-- PROBLEM TO WORK ON --
Which lines below hold the word "globe"? Report each one.

** Start **

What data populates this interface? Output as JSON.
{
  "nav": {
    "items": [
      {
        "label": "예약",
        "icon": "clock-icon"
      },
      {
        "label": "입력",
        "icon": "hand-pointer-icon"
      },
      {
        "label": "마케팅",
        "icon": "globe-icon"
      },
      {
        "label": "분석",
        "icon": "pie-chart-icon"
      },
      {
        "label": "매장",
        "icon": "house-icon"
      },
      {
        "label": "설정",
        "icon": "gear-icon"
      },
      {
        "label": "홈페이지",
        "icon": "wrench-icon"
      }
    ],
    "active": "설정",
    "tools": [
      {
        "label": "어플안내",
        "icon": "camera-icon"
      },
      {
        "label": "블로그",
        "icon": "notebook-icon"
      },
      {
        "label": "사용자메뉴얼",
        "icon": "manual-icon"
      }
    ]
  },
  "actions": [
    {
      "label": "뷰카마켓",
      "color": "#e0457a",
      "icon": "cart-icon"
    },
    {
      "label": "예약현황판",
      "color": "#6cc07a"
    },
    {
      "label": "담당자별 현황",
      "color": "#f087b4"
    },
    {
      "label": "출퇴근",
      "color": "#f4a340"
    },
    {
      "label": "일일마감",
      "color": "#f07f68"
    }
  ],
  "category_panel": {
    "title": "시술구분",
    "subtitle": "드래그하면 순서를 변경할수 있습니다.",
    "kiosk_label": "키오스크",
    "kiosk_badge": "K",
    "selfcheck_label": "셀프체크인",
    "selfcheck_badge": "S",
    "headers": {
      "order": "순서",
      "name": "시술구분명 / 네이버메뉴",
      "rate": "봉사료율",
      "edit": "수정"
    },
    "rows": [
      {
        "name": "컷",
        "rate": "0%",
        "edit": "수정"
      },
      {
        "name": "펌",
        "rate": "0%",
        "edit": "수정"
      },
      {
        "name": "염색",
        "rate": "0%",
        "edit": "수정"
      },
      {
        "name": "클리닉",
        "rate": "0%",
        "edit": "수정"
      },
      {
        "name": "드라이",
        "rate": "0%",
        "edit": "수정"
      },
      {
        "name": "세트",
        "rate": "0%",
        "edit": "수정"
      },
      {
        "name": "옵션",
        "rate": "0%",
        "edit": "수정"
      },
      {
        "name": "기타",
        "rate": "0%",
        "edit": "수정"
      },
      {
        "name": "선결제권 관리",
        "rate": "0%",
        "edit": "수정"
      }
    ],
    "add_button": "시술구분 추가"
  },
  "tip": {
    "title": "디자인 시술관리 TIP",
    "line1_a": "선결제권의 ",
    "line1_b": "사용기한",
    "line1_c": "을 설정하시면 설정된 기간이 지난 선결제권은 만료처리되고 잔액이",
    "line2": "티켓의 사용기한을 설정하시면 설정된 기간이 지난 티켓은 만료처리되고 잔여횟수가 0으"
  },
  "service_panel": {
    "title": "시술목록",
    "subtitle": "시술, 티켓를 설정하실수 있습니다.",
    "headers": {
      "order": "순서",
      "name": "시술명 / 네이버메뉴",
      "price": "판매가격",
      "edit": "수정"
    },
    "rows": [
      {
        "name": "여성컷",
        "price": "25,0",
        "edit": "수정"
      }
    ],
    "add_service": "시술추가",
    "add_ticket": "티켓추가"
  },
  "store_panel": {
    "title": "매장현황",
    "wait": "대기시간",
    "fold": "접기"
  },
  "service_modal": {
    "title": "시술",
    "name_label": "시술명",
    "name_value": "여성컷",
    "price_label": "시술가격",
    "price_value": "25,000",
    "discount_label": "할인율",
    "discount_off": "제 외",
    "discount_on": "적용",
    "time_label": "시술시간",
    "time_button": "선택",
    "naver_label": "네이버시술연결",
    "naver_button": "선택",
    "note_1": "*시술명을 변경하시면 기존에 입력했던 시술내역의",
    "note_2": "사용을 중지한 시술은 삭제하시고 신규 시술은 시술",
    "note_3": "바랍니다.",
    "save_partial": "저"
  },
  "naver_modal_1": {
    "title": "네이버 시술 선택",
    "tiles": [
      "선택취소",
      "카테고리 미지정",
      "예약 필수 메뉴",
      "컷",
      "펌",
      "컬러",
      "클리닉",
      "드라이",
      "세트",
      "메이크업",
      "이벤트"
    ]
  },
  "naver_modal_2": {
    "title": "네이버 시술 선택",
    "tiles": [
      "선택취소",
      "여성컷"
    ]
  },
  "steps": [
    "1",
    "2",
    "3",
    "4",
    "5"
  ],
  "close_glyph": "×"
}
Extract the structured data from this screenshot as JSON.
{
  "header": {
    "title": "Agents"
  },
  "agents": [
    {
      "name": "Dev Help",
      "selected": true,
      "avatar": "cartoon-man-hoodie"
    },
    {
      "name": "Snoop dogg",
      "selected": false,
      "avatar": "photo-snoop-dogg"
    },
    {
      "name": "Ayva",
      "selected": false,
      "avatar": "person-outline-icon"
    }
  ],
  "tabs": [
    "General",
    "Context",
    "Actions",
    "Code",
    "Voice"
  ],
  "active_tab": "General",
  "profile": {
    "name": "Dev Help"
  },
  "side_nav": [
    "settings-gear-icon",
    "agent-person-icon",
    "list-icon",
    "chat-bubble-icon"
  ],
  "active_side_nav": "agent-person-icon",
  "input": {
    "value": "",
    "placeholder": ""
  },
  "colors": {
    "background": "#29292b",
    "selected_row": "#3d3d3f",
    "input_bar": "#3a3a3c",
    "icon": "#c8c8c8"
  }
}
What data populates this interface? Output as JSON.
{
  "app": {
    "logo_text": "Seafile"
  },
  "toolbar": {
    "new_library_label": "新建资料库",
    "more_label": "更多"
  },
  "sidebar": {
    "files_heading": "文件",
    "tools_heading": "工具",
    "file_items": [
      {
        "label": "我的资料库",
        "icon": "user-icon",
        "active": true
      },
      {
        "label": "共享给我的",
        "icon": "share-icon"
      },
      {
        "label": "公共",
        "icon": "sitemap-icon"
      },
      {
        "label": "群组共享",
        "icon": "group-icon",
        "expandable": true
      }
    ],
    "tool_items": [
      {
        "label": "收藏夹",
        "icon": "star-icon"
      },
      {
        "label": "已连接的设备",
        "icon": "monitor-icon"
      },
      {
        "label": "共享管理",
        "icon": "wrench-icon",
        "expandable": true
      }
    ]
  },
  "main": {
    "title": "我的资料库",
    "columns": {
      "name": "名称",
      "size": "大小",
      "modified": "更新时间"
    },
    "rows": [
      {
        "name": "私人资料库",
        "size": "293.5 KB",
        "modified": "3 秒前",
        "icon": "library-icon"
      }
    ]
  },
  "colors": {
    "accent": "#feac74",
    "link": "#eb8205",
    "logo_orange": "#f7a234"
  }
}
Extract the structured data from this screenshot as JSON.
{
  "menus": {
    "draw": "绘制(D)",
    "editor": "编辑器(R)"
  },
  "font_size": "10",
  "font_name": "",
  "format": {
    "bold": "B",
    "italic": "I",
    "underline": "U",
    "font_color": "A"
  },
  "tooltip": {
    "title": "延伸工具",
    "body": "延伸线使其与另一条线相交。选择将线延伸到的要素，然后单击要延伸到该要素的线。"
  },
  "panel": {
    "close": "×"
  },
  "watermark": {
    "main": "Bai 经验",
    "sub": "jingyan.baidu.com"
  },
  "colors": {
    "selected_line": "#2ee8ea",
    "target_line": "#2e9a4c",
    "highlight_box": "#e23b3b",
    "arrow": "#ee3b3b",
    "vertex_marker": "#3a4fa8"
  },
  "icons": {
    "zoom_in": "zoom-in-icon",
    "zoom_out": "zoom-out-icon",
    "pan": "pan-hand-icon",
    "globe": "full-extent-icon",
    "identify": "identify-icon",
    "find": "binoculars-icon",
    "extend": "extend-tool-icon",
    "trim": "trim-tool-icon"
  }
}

** End **

-- COMPLETE ANSWER --
        "icon": "globe-icon"
    "globe": "full-extent-icon",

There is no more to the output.